> _Input records_:
· · ·

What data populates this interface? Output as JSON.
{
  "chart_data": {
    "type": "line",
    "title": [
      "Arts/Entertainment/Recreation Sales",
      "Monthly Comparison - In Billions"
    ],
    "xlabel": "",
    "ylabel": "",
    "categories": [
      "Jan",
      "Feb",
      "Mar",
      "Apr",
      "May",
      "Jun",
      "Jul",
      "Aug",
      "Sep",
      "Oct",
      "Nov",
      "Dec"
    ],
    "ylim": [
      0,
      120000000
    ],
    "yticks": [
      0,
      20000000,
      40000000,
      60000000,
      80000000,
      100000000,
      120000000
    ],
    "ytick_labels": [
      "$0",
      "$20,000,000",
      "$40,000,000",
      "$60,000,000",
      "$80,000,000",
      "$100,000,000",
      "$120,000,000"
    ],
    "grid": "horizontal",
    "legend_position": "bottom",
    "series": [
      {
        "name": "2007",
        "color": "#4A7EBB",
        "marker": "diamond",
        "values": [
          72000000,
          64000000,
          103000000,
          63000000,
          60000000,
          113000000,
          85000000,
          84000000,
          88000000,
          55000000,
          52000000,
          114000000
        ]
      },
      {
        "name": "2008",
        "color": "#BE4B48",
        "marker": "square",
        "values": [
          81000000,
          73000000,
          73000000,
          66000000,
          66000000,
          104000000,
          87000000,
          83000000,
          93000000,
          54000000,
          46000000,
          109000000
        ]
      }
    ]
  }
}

· · ·

> _What this task involves_: Extract the whole listing, character for character.

> _Correct result_:
What data populates this interface? Output as JSON.
{
  "chart_data": {
    "type": "line",
    "title": [
      "Arts/Entertainment/Recreation Sales",
      "Monthly Comparison - In Billions"
    ],
    "xlabel": "",
    "ylabel": "",
    "categories": [
      "Jan",
      "Feb",
      "Mar",
      "Apr",
      "May",
      "Jun",
      "Jul",
      "Aug",
      "Sep",
      "Oct",
      "Nov",
      "Dec"
    ],
    "ylim": [
      0,
      120000000
    ],
    "yticks": [
      0,
      20000000,
      40000000,
      60000000,
      80000000,
      100000000,
      120000000
    ],
    "ytick_labels": [
      "$0",
      "$20,000,000",
      "$40,000,000",
      "$60,000,000",
      "$80,000,000",
      "$100,000,000",
      "$120,000,000"
    ],
    "grid": "horizontal",
    "legend_position": "bottom",
    "series": [
      {
        "name": "2007",
        "color": "#4A7EBB",
        "marker": "diamond",
        "values": [
          72000000,
          64000000,
          103000000,
          63000000,
          60000000,
          113000000,
          85000000,
          84000000,
          88000000,
          55000000,
          52000000,
          114000000
        ]
      },
      {
        "name": "2008",
        "color": "#BE4B48",
        "marker": "square",
        "values": [
          81000000,
          73000000,
          73000000,
          66000000,
          66000000,
          104000000,
          87000000,
          83000000,
          93000000,
          54000000,
          46000000,
          109000000
        ]
      }
    ]
  }
}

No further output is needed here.